WORK TO COMPLETE:
Print every line of the records below word for word, leaving out the pictures.

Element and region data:
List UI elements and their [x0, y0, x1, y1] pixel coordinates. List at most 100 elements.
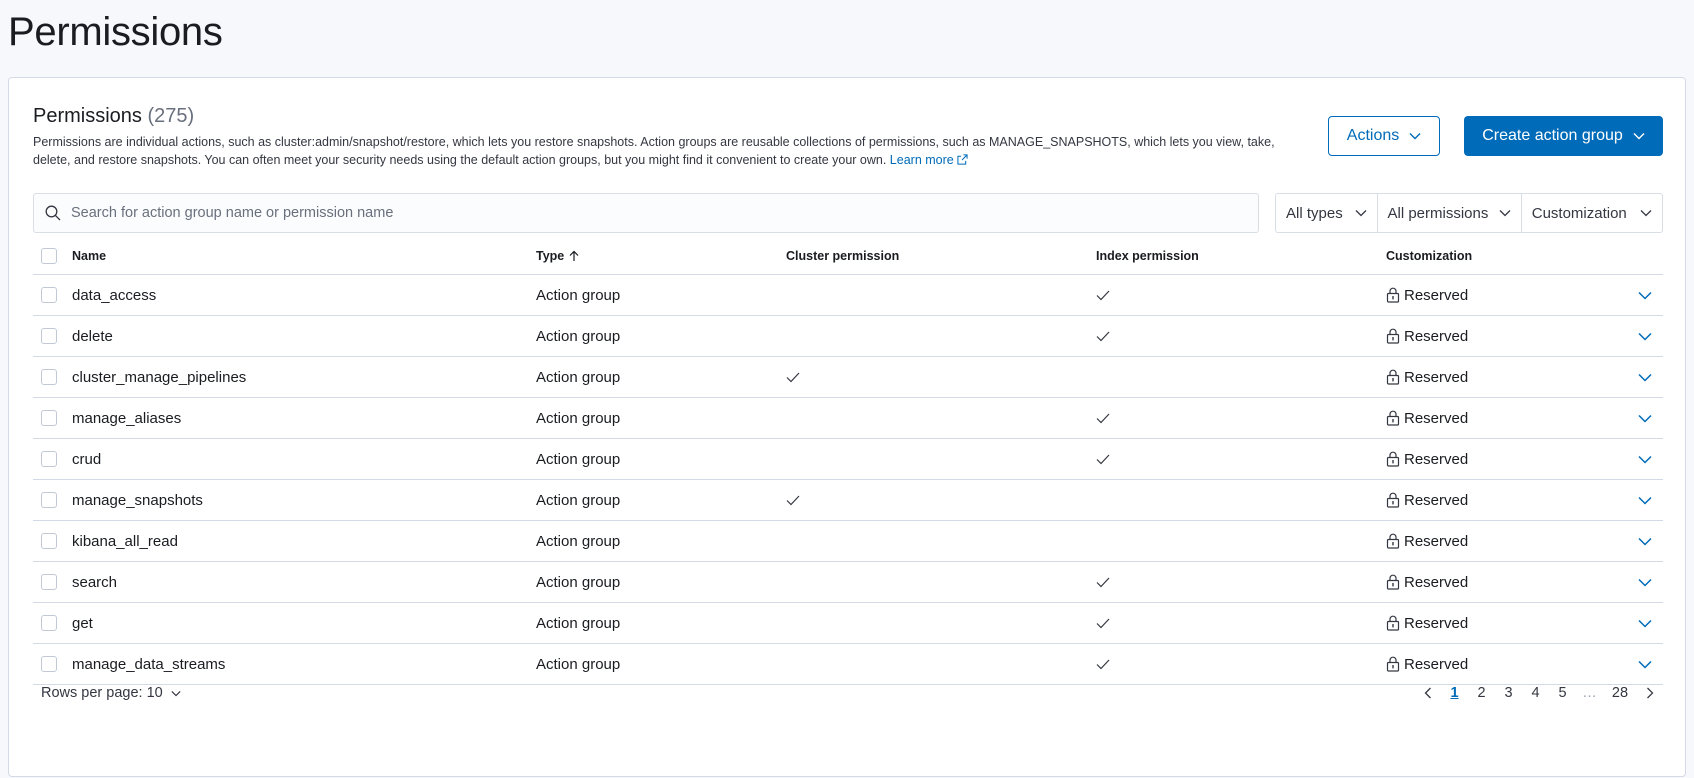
expand-row-button[interactable] — [1638, 275, 1652, 315]
index-permission-cell — [1096, 275, 1110, 315]
row-checkbox[interactable] — [41, 328, 57, 344]
customization-label: Reserved — [1404, 327, 1469, 345]
column-cluster-permission: Cluster permission — [786, 249, 900, 263]
column-name[interactable]: Name — [72, 238, 106, 274]
filter-group: All types All permissions Customization — [1275, 193, 1663, 233]
expand-row-button[interactable] — [1638, 521, 1652, 561]
row-checkbox[interactable] — [41, 574, 57, 590]
expand-row-button[interactable] — [1638, 357, 1652, 397]
permission-name: data_access — [72, 286, 157, 304]
check-icon — [1096, 577, 1110, 587]
learn-more-link[interactable]: Learn more — [890, 153, 968, 167]
expand-row-button[interactable] — [1638, 480, 1652, 520]
next-page-button[interactable] — [1637, 687, 1663, 699]
customization-cell: Reserved — [1386, 562, 1468, 602]
lock-icon — [1386, 533, 1400, 549]
actions-button[interactable]: Actions — [1328, 116, 1440, 156]
customization-cell: Reserved — [1386, 316, 1468, 356]
permission-type: Action group — [536, 409, 621, 427]
page-3-button[interactable]: 3 — [1495, 685, 1522, 701]
create-button-label: Create action group — [1482, 127, 1623, 144]
expand-row-button[interactable] — [1638, 316, 1652, 356]
permissions-filter[interactable]: All permissions — [1378, 194, 1522, 232]
permissions-panel: Permissions (275) Permissions are indivi… — [8, 77, 1686, 777]
table-row[interactable]: search Action group Reserved — [33, 562, 1663, 603]
create-action-group-button[interactable]: Create action group — [1464, 116, 1663, 156]
page-28-button[interactable]: 28 — [1603, 685, 1637, 701]
row-checkbox[interactable] — [41, 533, 57, 549]
lock-icon — [1386, 410, 1400, 426]
customization-label: Reserved — [1404, 368, 1469, 386]
row-checkbox[interactable] — [41, 615, 57, 631]
chevron-down-icon — [1638, 537, 1652, 546]
chevron-down-icon — [1638, 660, 1652, 669]
table-row[interactable]: kibana_all_read Action group Reserved — [33, 521, 1663, 562]
page-2-button[interactable]: 2 — [1468, 685, 1495, 701]
column-customization: Customization — [1386, 249, 1473, 263]
table-row[interactable]: manage_snapshots Action group Reserved — [33, 480, 1663, 521]
panel-title: Permissions (275) — [33, 105, 194, 128]
check-icon — [1096, 413, 1110, 423]
chevron-down-icon — [1638, 373, 1652, 382]
customization-label: Reserved — [1404, 532, 1469, 550]
row-checkbox[interactable] — [41, 492, 57, 508]
expand-row-button[interactable] — [1638, 398, 1652, 438]
description-text: Permissions are individual actions, such… — [33, 135, 1275, 167]
permission-name: crud — [72, 450, 102, 468]
table-row[interactable]: get Action group Reserved — [33, 603, 1663, 644]
table-row[interactable]: cluster_manage_pipelines Action group Rese… — [33, 357, 1663, 398]
actions-button-label: Actions — [1346, 127, 1400, 144]
table-header: Name Type Cluster permission Index permi… — [33, 238, 1663, 275]
column-index-permission: Index permission — [1096, 249, 1199, 263]
permission-name: search — [72, 573, 118, 591]
panel-description: Permissions are individual actions, such… — [33, 133, 1303, 169]
page-1-button[interactable]: 1 — [1441, 685, 1468, 701]
check-icon — [786, 372, 800, 382]
chevron-down-icon — [1355, 210, 1366, 217]
search-input[interactable] — [71, 205, 1221, 221]
select-all-checkbox[interactable] — [41, 248, 57, 264]
chevron-down-icon — [1638, 332, 1652, 341]
rows-per-page-button[interactable]: Rows per page: 10 — [41, 673, 181, 713]
column-type-label: Type — [536, 249, 565, 263]
customization-label: Reserved — [1404, 573, 1469, 591]
chevron-down-icon — [1633, 133, 1645, 140]
chevron-left-icon — [1424, 687, 1431, 699]
chevron-down-icon — [171, 690, 181, 696]
panel-title-text: Permissions — [33, 105, 142, 127]
check-icon — [786, 495, 800, 505]
table-row[interactable]: delete Action group Reserved — [33, 316, 1663, 357]
permission-type: Action group — [536, 450, 621, 468]
index-permission-cell — [1096, 398, 1110, 438]
page-title: Permissions — [8, 10, 223, 54]
page-5-button[interactable]: 5 — [1549, 685, 1576, 701]
table-row[interactable]: manage_aliases Action group Reserved — [33, 398, 1663, 439]
table-row[interactable]: data_access Action group Reserved — [33, 275, 1663, 316]
pagination: 1 2 3 4 5 … 28 — [1415, 673, 1663, 713]
customization-cell: Reserved — [1386, 603, 1468, 643]
customization-filter-label: Customization — [1531, 204, 1627, 222]
customization-cell: Reserved — [1386, 521, 1468, 561]
expand-row-button[interactable] — [1638, 439, 1652, 479]
row-checkbox[interactable] — [41, 287, 57, 303]
chevron-down-icon — [1638, 414, 1652, 423]
type-filter[interactable]: All types — [1276, 194, 1378, 232]
customization-filter[interactable]: Customization — [1522, 194, 1662, 232]
expand-row-button[interactable] — [1638, 603, 1652, 643]
column-type[interactable]: Type — [536, 238, 579, 274]
pagination-ellipsis: … — [1582, 685, 1597, 701]
customization-label: Reserved — [1404, 491, 1469, 509]
table-row[interactable]: crud Action group Reserved — [33, 439, 1663, 480]
row-checkbox[interactable] — [41, 451, 57, 467]
lock-icon — [1386, 369, 1400, 385]
permission-name: get — [72, 614, 93, 632]
customization-cell: Reserved — [1386, 275, 1468, 315]
previous-page-button[interactable] — [1415, 687, 1441, 699]
row-checkbox[interactable] — [41, 410, 57, 426]
sort-ascending-icon — [569, 250, 579, 261]
permissions-filter-label: All permissions — [1387, 204, 1489, 222]
page-4-button[interactable]: 4 — [1522, 685, 1549, 701]
row-checkbox[interactable] — [41, 369, 57, 385]
row-checkbox[interactable] — [41, 656, 57, 672]
expand-row-button[interactable] — [1638, 562, 1652, 602]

TASK SOLUTION:
List UI elements and their [x0, y0, x1, y1] pixel coordinates. List at most 100 elements.
expand-row-button[interactable] — [1638, 275, 1652, 315]
index-permission-cell — [1096, 275, 1110, 315]
row-checkbox[interactable] — [41, 328, 57, 344]
customization-label: Reserved — [1404, 327, 1469, 345]
column-cluster-permission: Cluster permission — [786, 249, 900, 263]
column-name[interactable]: Name — [72, 238, 106, 274]
filter-group: All types All permissions Customization — [1275, 193, 1663, 233]
expand-row-button[interactable] — [1638, 521, 1652, 561]
row-checkbox[interactable] — [41, 574, 57, 590]
expand-row-button[interactable] — [1638, 357, 1652, 397]
permission-name: data_access — [72, 286, 157, 304]
check-icon — [1096, 577, 1110, 587]
learn-more-link[interactable]: Learn more — [890, 153, 968, 167]
expand-row-button[interactable] — [1638, 480, 1652, 520]
next-page-button[interactable] — [1637, 687, 1663, 699]
customization-cell: Reserved — [1386, 562, 1468, 602]
lock-icon — [1386, 533, 1400, 549]
actions-button[interactable]: Actions — [1328, 116, 1440, 156]
customization-cell: Reserved — [1386, 316, 1468, 356]
permission-type: Action group — [536, 409, 621, 427]
page-3-button[interactable]: 3 — [1495, 685, 1522, 701]
create-button-label: Create action group — [1482, 127, 1623, 144]
expand-row-button[interactable] — [1638, 316, 1652, 356]
permissions-filter[interactable]: All permissions — [1378, 194, 1522, 232]
permissions-panel: Permissions (275) Permissions are indivi… — [8, 77, 1686, 777]
table-row[interactable]: search Action group Reserved — [33, 562, 1663, 603]
create-action-group-button[interactable]: Create action group — [1464, 116, 1663, 156]
page-28-button[interactable]: 28 — [1603, 685, 1637, 701]
row-checkbox[interactable] — [41, 533, 57, 549]
lock-icon — [1386, 410, 1400, 426]
customization-label: Reserved — [1404, 368, 1469, 386]
row-checkbox[interactable] — [41, 615, 57, 631]
chevron-down-icon — [1638, 537, 1652, 546]
chevron-down-icon — [1638, 660, 1652, 669]
table-row[interactable]: kibana_all_read Action group Reserved — [33, 521, 1663, 562]
page-2-button[interactable]: 2 — [1468, 685, 1495, 701]
column-customization: Customization — [1386, 249, 1473, 263]
table-row[interactable]: manage_snapshots Action group Reserved — [33, 480, 1663, 521]
panel-title: Permissions (275) — [33, 105, 194, 128]
check-icon — [1096, 413, 1110, 423]
chevron-down-icon — [1638, 373, 1652, 382]
customization-label: Reserved — [1404, 532, 1469, 550]
row-checkbox[interactable] — [41, 492, 57, 508]
expand-row-button[interactable] — [1638, 398, 1652, 438]
description-text: Permissions are individual actions, such… — [33, 135, 1275, 167]
permission-name: crud — [72, 450, 102, 468]
table-row[interactable]: get Action group Reserved — [33, 603, 1663, 644]
table-row[interactable]: cluster_manage_pipelines Action group Rese… — [33, 357, 1663, 398]
actions-button-label: Actions — [1346, 127, 1400, 144]
table-header: Name Type Cluster permission Index permi… — [33, 238, 1663, 275]
column-index-permission: Index permission — [1096, 249, 1199, 263]
permission-name: search — [72, 573, 118, 591]
panel-description: Permissions are individual actions, such… — [33, 133, 1303, 169]
page-1-button[interactable]: 1 — [1441, 685, 1468, 701]
check-icon — [786, 372, 800, 382]
chevron-down-icon — [1355, 210, 1366, 217]
search-input[interactable] — [71, 205, 1221, 221]
select-all-checkbox[interactable] — [41, 248, 57, 264]
chevron-down-icon — [1638, 332, 1652, 341]
rows-per-page-button[interactable]: Rows per page: 10 — [41, 673, 181, 713]
column-type-label: Type — [536, 249, 565, 263]
customization-label: Reserved — [1404, 573, 1469, 591]
chevron-down-icon — [1633, 133, 1645, 140]
chevron-left-icon — [1424, 687, 1431, 699]
chevron-down-icon — [171, 690, 181, 696]
panel-title-text: Permissions — [33, 105, 142, 127]
check-icon — [786, 495, 800, 505]
table-row[interactable]: delete Action group Reserved — [33, 316, 1663, 357]
permission-type: Action group — [536, 450, 621, 468]
index-permission-cell — [1096, 398, 1110, 438]
page-title: Permissions — [8, 10, 223, 54]
page-5-button[interactable]: 5 — [1549, 685, 1576, 701]
table-row[interactable]: manage_aliases Action group Reserved — [33, 398, 1663, 439]
table-row[interactable]: data_access Action group Reserved — [33, 275, 1663, 316]
pagination: 1 2 3 4 5 … 28 — [1415, 673, 1663, 713]
customization-cell: Reserved — [1386, 603, 1468, 643]
customization-filter-label: Customization — [1531, 204, 1627, 222]
customization-cell: Reserved — [1386, 521, 1468, 561]
expand-row-button[interactable] — [1638, 439, 1652, 479]
row-checkbox[interactable] — [41, 287, 57, 303]
chevron-down-icon — [1638, 414, 1652, 423]
type-filter[interactable]: All types — [1276, 194, 1378, 232]
customization-filter[interactable]: Customization — [1522, 194, 1662, 232]
expand-row-button[interactable] — [1638, 603, 1652, 643]
column-type[interactable]: Type — [536, 238, 579, 274]
pagination-ellipsis: … — [1582, 685, 1597, 701]
customization-label: Reserved — [1404, 491, 1469, 509]
table-row[interactable]: crud Action group Reserved — [33, 439, 1663, 480]
row-checkbox[interactable] — [41, 451, 57, 467]
lock-icon — [1386, 369, 1400, 385]
permission-name: get — [72, 614, 93, 632]
customization-cell: Reserved — [1386, 275, 1468, 315]
previous-page-button[interactable] — [1415, 687, 1441, 699]
row-checkbox[interactable] — [41, 410, 57, 426]
sort-ascending-icon — [569, 250, 579, 261]
permissions-filter-label: All permissions — [1387, 204, 1489, 222]
page-4-button[interactable]: 4 — [1522, 685, 1549, 701]
row-checkbox[interactable] — [41, 369, 57, 385]
row-checkbox[interactable] — [41, 656, 57, 672]
expand-row-button[interactable] — [1638, 562, 1652, 602]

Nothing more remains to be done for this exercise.